**RECORDS**.
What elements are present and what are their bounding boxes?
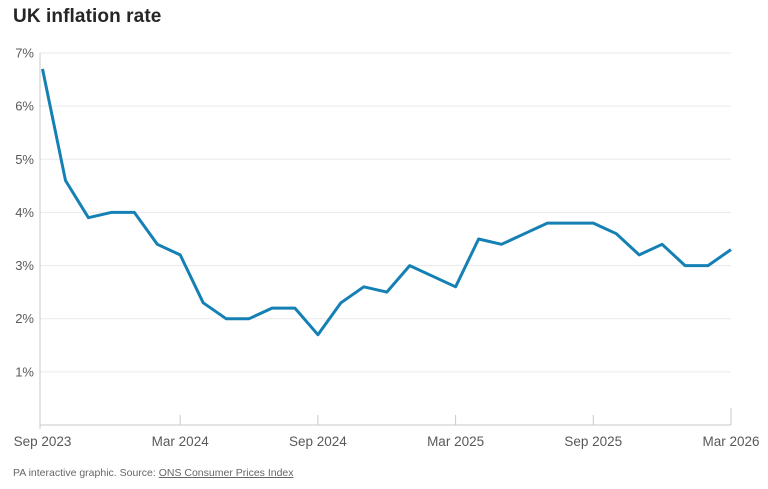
x-axis-label-sep-2025: Sep 2025 [564, 434, 622, 449]
x-axis-label-sep-2024: Sep 2024 [289, 434, 347, 449]
footer-text: PA interactive graphic. Source: [13, 467, 159, 479]
y-axis-label-7pct: 7% [15, 46, 34, 61]
x-axis-label-mar-2024: Mar 2024 [152, 434, 210, 449]
y-axis-label-4pct: 4% [15, 205, 34, 220]
chart-title: UK inflation rate [13, 6, 162, 27]
x-axis-label-mar-2026: Mar 2026 [702, 434, 759, 449]
y-axis-label-1pct: 1% [15, 364, 34, 379]
y-axis-label-3pct: 3% [15, 258, 34, 273]
inflation-rate-line[interactable] [41, 68, 732, 337]
y-axis-label-6pct: 6% [15, 99, 34, 114]
y-axis-label-5pct: 5% [15, 152, 34, 167]
source-link[interactable]: ONS Consumer Prices Index [158, 467, 294, 479]
x-axis-label-mar-2025: Mar 2025 [427, 434, 484, 449]
y-axis-label-2pct: 2% [15, 311, 34, 326]
footer-attribution: PA interactive graphic. Source: ONS Cons… [13, 467, 294, 479]
x-axis-label-sep-2023: Sep 2023 [14, 434, 72, 449]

**WHAT TO DO**. Rewrite these lines as a JSON list of strings, one string per line and no blank lines, leaving out the pictures.

**THE RESULT**.
[
  "What elements are present and what are their bounding boxes?",
  "x-axis-label-sep-2025: Sep 2025 [564, 434, 622, 449]",
  "x-axis-label-sep-2024: Sep 2024 [289, 434, 347, 449]",
  "footer-text: PA interactive graphic. Source: [13, 467, 159, 479]",
  "y-axis-label-7pct: 7% [15, 46, 34, 61]",
  "x-axis-label-mar-2024: Mar 2024 [152, 434, 210, 449]",
  "y-axis-label-4pct: 4% [15, 205, 34, 220]",
  "chart-title: UK inflation rate [13, 6, 162, 27]",
  "x-axis-label-mar-2026: Mar 2026 [702, 434, 759, 449]",
  "y-axis-label-1pct: 1% [15, 364, 34, 379]",
  "y-axis-label-3pct: 3% [15, 258, 34, 273]",
  "inflation-rate-line[interactable] [41, 68, 732, 337]",
  "y-axis-label-6pct: 6% [15, 99, 34, 114]",
  "y-axis-label-5pct: 5% [15, 152, 34, 167]",
  "source-link[interactable]: ONS Consumer Prices Index [158, 467, 294, 479]",
  "x-axis-label-mar-2025: Mar 2025 [427, 434, 484, 449]",
  "y-axis-label-2pct: 2% [15, 311, 34, 326]",
  "footer-attribution: PA interactive graphic. Source: ONS Cons… [13, 467, 294, 479]",
  "x-axis-label-sep-2023: Sep 2023 [14, 434, 72, 449]"
]